*Raw data:*
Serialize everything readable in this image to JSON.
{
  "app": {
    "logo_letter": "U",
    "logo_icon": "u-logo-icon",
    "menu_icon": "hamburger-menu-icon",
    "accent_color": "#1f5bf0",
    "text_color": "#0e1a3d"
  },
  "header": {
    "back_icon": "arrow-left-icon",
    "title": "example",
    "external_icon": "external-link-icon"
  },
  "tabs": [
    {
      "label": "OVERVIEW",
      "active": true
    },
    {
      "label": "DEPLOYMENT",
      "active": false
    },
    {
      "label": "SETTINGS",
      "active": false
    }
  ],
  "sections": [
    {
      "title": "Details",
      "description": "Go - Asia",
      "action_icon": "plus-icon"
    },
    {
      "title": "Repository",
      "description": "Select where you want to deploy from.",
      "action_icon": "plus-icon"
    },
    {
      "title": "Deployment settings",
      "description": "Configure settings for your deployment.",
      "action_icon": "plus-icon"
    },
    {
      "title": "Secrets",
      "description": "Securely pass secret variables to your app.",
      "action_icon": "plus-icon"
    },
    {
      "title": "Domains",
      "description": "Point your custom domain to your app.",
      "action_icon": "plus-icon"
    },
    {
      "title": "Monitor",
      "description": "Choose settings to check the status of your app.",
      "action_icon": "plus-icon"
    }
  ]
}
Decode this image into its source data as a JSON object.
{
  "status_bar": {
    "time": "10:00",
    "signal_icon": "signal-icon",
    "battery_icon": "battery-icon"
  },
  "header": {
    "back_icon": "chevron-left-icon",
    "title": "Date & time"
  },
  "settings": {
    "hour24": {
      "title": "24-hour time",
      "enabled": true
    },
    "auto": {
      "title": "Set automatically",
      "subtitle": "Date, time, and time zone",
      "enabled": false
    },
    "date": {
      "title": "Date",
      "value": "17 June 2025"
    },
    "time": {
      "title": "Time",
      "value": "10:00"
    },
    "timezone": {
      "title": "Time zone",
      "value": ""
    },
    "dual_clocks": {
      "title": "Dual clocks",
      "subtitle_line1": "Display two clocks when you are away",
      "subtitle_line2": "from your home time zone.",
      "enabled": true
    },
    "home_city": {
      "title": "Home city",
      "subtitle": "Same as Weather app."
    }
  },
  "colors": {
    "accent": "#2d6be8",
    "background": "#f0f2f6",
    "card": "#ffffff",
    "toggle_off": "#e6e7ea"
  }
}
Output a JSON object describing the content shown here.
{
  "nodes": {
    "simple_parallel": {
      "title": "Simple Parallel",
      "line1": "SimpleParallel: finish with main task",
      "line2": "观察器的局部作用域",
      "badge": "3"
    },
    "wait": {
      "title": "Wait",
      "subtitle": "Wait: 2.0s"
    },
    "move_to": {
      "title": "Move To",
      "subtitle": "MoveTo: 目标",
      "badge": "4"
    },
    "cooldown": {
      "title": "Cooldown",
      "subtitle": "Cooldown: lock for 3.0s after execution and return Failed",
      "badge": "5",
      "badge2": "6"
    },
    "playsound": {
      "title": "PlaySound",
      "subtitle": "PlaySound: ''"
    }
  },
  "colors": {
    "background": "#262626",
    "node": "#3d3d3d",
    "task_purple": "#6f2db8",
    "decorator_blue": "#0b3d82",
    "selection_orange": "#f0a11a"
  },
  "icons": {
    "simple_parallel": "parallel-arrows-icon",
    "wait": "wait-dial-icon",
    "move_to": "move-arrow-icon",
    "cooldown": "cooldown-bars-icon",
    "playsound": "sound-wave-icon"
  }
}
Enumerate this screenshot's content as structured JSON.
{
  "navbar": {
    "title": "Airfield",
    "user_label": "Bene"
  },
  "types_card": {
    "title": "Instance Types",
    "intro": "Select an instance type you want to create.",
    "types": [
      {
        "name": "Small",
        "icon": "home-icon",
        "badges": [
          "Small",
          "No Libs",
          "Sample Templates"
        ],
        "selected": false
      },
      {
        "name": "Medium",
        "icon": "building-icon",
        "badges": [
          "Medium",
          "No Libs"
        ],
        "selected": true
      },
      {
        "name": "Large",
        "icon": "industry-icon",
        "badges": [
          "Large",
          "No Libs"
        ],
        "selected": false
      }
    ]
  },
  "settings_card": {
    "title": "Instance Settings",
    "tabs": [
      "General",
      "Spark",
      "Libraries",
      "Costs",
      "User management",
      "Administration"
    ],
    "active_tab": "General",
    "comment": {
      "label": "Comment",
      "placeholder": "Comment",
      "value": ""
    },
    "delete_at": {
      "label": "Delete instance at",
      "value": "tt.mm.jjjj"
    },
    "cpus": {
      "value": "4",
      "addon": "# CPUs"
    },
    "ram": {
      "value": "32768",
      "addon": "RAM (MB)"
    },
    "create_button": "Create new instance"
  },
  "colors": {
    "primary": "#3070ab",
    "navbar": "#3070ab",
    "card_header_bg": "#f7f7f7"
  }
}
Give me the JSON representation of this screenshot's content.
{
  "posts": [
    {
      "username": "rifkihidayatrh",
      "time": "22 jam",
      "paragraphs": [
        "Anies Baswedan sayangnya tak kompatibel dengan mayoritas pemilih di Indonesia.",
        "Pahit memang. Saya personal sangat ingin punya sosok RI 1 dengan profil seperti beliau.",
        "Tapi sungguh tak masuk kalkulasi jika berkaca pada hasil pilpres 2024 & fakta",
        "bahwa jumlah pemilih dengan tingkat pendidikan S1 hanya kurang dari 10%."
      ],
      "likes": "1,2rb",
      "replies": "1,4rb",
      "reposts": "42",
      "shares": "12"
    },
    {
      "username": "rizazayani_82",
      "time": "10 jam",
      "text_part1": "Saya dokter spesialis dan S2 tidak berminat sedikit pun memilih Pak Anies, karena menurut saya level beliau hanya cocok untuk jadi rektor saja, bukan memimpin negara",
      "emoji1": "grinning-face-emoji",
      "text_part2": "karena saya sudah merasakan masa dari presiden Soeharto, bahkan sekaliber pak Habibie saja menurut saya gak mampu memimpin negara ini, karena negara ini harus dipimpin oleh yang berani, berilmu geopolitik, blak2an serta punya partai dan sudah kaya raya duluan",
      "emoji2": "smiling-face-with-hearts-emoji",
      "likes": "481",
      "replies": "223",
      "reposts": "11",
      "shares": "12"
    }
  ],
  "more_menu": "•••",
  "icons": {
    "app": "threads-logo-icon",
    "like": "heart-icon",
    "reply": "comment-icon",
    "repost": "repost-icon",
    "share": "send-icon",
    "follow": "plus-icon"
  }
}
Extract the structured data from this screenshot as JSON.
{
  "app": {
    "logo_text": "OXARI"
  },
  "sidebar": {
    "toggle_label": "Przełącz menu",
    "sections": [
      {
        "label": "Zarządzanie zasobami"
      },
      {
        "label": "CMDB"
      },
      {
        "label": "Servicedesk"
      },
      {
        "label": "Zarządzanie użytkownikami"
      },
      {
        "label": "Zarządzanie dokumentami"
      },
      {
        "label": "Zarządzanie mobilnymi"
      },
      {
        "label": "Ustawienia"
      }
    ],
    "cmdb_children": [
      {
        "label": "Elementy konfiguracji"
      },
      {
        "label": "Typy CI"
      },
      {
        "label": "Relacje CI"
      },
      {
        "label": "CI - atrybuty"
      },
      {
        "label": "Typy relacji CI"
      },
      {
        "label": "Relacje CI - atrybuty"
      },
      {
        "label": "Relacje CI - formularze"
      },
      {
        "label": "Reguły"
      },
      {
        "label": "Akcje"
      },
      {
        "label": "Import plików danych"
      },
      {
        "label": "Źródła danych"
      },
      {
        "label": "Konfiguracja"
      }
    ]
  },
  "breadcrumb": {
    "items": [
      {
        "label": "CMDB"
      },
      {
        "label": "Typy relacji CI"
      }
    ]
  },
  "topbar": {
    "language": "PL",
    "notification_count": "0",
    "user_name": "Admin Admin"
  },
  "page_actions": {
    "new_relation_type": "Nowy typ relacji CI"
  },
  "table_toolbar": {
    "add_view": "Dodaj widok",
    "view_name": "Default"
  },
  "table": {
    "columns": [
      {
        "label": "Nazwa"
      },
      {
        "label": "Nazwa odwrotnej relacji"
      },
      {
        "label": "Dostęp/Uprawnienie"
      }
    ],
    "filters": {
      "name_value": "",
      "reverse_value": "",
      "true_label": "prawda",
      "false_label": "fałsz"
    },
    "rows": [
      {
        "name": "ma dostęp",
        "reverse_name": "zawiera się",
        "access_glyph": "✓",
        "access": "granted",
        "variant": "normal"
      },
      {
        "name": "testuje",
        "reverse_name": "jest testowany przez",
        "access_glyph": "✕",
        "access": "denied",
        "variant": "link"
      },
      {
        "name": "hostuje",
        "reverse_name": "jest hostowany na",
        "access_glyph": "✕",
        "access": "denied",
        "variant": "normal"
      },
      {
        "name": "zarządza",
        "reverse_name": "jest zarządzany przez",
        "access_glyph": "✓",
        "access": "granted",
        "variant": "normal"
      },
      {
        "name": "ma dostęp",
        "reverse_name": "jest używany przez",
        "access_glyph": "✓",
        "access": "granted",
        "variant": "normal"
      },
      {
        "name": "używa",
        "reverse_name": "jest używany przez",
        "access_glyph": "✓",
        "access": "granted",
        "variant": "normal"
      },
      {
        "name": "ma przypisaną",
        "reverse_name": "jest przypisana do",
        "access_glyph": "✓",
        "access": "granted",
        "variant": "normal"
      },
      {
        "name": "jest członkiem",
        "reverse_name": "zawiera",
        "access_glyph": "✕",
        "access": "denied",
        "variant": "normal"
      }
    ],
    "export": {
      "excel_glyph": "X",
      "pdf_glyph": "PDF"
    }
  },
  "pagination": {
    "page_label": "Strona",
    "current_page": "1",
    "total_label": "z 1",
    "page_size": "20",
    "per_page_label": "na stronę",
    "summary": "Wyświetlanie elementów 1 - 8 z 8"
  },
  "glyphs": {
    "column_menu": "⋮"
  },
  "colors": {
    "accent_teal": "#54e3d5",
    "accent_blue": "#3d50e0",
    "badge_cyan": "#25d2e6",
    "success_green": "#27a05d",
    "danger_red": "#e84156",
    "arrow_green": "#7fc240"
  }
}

*Directions:* Pull out each line holding the string "background".

*Result of the exercise:*
    "background": "#f0f2f6",
    "background": "#262626",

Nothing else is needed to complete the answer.